▶ _TASK DETAILS_:
Keep the wording of each record exactly the same when you repeat it, and leave out pictures.
[EXERCISE MATERIAL start]
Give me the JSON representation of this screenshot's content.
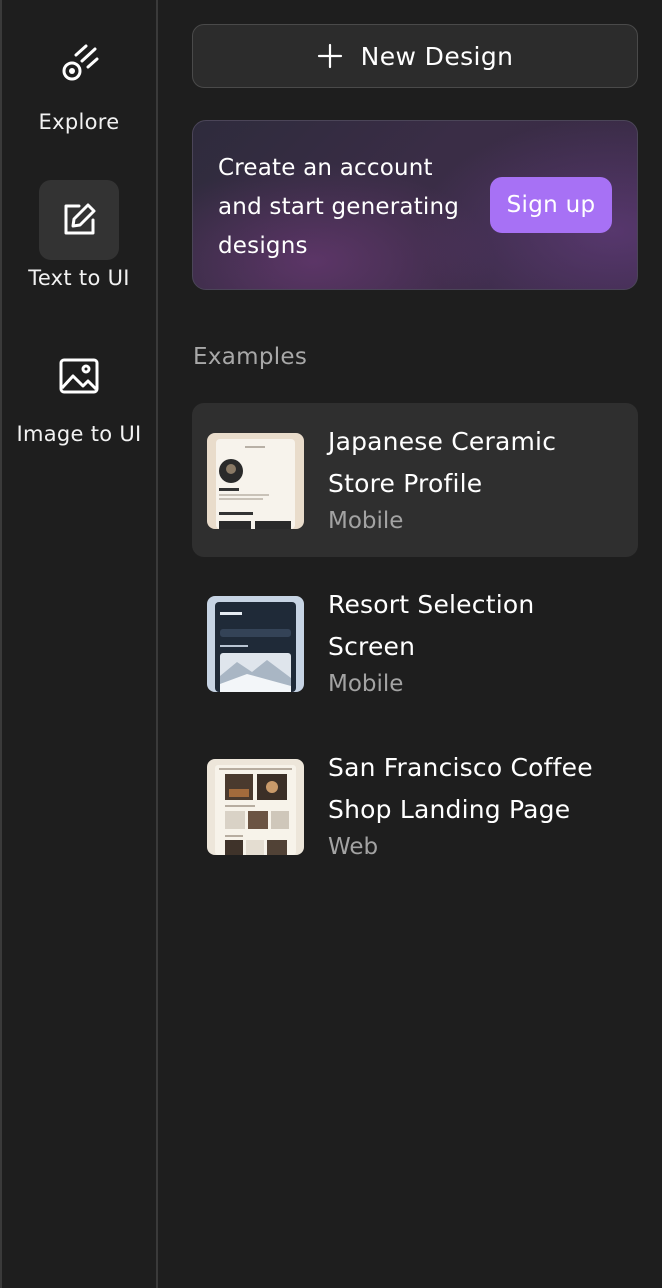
{
  "rail": {
    "items": [
      {
        "label": "Explore",
        "icon": "comet-icon",
        "active": false
      },
      {
        "label": "Text to UI",
        "icon": "edit-icon",
        "active": true
      },
      {
        "label": "Image to UI",
        "icon": "image-icon",
        "active": false
      }
    ]
  },
  "main": {
    "new_design_label": "New Design",
    "promo": {
      "text": "Create an account and start generating designs",
      "signup_label": "Sign up"
    },
    "examples_title": "Examples",
    "examples": [
      {
        "title": "Japanese Ceramic Store Profile",
        "type": "Mobile"
      },
      {
        "title": "Resort Selection Screen",
        "type": "Mobile"
      },
      {
        "title": "San Francisco Coffee Shop Landing Page",
        "type": "Web"
      }
    ]
  },
  "colors": {
    "background": "#1e1e1e",
    "accent": "#a771f5",
    "selected_item": "#2f2f2f",
    "muted_text": "#a3a3a3"
  }
}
[EXERCISE MATERIAL end]
▶ _REPLY_:
Give me the JSON representation of this screenshot's content.
{
  "rail": {
    "items": [
      {
        "label": "Explore",
        "icon": "comet-icon",
        "active": false
      },
      {
        "label": "Text to UI",
        "icon": "edit-icon",
        "active": true
      },
      {
        "label": "Image to UI",
        "icon": "image-icon",
        "active": false
      }
    ]
  },
  "main": {
    "new_design_label": "New Design",
    "promo": {
      "text": "Create an account and start generating designs",
      "signup_label": "Sign up"
    },
    "examples_title": "Examples",
    "examples": [
      {
        "title": "Japanese Ceramic Store Profile",
        "type": "Mobile"
      },
      {
        "title": "Resort Selection Screen",
        "type": "Mobile"
      },
      {
        "title": "San Francisco Coffee Shop Landing Page",
        "type": "Web"
      }
    ]
  },
  "colors": {
    "background": "#1e1e1e",
    "accent": "#a771f5",
    "selected_item": "#2f2f2f",
    "muted_text": "#a3a3a3"
  }
}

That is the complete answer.